= PROBLEM =
In the listing below, locate the lines bearing the word "views". Copy every one of them.

= DATA FOR THIS TASK =
==*==

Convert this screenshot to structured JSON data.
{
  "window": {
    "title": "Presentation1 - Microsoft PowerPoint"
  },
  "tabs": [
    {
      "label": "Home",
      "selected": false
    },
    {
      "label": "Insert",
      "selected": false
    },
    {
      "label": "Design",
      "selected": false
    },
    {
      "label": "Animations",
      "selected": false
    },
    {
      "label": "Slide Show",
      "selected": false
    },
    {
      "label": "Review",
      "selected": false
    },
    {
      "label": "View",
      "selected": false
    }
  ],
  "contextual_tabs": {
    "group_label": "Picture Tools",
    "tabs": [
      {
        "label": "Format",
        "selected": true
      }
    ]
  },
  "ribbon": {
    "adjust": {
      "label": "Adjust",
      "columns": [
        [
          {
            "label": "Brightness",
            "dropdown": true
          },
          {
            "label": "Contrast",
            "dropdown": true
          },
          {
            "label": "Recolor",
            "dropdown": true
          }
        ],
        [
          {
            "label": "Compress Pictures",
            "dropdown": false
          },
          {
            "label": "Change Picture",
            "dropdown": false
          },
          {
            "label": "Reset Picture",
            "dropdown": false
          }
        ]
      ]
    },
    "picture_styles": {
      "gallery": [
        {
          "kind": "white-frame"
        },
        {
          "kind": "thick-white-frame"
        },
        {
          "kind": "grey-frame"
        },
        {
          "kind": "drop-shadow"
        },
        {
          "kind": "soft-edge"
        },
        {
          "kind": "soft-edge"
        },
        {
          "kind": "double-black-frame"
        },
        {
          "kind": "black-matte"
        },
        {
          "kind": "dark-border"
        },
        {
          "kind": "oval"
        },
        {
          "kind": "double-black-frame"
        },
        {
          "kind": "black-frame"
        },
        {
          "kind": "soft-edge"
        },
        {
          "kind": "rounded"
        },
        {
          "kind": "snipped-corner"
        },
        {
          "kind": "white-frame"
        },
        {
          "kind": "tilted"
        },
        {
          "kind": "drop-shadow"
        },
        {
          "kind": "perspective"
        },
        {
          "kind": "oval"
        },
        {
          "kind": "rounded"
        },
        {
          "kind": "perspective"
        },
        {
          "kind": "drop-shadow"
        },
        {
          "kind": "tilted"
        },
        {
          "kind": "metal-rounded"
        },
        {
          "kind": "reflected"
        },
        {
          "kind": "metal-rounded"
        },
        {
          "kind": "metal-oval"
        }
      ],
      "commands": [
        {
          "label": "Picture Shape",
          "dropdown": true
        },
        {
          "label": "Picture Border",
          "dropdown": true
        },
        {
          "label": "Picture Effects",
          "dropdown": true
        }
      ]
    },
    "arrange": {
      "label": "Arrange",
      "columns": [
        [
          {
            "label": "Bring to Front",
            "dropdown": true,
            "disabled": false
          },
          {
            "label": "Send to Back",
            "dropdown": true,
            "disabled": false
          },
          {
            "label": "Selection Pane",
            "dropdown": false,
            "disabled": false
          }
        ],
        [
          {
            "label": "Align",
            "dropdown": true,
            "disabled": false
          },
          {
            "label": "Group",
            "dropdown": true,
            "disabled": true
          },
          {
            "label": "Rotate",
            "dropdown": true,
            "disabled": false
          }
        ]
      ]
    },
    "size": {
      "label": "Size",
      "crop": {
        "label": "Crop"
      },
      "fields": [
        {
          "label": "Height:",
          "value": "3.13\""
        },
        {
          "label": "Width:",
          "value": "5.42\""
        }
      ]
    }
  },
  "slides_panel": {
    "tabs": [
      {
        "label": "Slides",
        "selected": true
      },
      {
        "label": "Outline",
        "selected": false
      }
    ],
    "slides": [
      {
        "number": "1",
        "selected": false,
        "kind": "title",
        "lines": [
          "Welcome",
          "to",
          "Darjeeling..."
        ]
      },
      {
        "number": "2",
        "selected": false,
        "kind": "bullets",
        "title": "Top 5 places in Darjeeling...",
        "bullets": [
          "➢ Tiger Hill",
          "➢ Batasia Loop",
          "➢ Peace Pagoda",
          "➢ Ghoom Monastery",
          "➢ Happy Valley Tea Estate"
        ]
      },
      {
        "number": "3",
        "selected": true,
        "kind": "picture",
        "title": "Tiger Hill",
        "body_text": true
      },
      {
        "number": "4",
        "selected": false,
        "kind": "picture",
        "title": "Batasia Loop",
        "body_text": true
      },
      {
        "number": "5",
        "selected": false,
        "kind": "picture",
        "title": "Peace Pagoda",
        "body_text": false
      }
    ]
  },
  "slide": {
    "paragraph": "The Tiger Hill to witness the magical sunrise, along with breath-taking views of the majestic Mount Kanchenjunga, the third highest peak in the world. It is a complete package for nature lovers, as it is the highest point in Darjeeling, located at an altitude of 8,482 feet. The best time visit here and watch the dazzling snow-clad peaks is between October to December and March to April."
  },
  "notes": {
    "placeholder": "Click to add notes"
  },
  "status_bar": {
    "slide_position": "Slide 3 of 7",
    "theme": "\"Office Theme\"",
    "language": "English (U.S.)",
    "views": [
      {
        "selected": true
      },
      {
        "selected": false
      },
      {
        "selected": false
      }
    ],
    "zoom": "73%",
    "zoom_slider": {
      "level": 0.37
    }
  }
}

==*==

= OUTPUT FOR THIS EXERCISE =
    "paragraph": "The Tiger Hill to witness the magical sunrise, along with breath-taking views of the majestic Mount Kanchenjunga, the third highest peak in the world. It is a complete package for nature lovers, as it is the highest point in Darjeeling, located at an altitude of 8,482 feet. The best time visit here and watch the dazzling snow-clad peaks is between October to December and March to April."
    "views": [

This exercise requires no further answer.